=== Entries shown ===
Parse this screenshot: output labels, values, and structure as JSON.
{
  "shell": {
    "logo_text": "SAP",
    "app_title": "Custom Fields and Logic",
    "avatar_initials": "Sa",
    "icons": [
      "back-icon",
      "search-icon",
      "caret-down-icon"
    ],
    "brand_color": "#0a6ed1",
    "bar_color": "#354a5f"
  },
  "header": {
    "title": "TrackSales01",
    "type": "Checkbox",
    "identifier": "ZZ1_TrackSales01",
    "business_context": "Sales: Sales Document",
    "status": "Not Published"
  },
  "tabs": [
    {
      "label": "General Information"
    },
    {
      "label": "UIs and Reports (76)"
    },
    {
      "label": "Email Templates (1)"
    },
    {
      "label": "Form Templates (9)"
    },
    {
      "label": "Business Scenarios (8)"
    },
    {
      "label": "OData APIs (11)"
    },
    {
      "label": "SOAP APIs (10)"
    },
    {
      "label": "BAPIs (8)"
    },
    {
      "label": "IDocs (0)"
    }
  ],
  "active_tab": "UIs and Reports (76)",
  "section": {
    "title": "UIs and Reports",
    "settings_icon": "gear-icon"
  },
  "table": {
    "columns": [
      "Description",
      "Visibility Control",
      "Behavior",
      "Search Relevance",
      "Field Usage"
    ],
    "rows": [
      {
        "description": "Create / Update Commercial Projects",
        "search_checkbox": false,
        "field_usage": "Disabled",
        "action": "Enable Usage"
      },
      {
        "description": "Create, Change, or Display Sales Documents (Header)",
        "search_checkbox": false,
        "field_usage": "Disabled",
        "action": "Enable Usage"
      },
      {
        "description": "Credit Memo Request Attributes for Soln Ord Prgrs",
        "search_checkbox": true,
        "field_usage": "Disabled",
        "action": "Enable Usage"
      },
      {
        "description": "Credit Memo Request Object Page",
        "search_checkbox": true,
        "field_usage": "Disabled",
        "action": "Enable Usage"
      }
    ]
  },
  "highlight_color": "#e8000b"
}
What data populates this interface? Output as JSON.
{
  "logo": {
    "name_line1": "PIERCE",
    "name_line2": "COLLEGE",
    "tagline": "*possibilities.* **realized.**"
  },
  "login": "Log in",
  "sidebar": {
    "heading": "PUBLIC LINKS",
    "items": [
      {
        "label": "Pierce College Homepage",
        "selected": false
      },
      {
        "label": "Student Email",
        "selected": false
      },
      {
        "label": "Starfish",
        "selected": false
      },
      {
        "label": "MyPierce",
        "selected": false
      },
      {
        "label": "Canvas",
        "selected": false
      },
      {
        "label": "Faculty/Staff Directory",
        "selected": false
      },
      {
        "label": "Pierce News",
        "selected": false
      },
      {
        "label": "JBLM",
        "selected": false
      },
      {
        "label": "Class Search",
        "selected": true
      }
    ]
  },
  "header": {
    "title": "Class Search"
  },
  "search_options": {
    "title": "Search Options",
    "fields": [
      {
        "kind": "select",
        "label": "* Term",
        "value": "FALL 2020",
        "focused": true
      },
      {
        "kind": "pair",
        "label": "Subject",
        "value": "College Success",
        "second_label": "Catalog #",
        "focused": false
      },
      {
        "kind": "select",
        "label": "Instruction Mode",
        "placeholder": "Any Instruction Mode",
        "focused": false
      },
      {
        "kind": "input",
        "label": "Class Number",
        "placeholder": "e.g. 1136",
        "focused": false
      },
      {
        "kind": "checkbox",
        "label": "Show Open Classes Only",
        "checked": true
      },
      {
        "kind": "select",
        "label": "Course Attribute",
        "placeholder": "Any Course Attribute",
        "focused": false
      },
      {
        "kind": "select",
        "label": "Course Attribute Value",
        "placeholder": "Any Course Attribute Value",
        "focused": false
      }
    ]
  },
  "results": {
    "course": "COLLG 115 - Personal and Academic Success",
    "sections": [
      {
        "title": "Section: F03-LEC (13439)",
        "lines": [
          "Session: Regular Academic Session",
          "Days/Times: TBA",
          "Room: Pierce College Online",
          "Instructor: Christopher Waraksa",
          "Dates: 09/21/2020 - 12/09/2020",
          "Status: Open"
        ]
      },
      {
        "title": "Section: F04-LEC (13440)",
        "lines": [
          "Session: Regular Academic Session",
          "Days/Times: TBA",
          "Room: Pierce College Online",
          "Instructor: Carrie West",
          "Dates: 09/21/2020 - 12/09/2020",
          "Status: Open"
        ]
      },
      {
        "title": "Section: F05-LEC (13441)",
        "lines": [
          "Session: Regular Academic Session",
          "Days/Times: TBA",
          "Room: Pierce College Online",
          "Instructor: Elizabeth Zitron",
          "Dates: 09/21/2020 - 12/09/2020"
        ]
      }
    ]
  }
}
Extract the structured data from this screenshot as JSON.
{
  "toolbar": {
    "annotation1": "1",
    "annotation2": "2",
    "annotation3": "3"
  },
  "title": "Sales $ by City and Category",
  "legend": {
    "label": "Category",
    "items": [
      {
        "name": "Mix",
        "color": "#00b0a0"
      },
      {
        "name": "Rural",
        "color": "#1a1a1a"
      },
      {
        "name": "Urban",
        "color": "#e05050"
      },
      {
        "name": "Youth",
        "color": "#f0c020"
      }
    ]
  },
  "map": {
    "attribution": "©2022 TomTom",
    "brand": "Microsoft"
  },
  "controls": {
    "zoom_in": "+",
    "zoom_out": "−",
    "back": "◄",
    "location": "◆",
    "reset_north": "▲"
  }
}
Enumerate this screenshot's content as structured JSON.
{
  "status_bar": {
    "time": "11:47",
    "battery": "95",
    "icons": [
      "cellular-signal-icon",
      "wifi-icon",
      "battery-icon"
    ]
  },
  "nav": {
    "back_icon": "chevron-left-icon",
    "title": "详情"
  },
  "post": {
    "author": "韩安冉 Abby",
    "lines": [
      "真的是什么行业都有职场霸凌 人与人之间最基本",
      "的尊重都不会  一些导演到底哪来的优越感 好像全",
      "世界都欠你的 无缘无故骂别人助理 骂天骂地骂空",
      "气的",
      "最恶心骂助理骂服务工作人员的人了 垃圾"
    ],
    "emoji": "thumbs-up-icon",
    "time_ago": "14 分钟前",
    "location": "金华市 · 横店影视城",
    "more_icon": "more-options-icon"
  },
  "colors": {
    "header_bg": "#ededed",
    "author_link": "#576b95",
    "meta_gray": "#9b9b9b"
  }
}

=== Stated problem ===
Pull out each line holding the string "structured".

=== Exercise result ===
Extract the structured data from this screenshot as JSON.
Enumerate this screenshot's content as structured JSON.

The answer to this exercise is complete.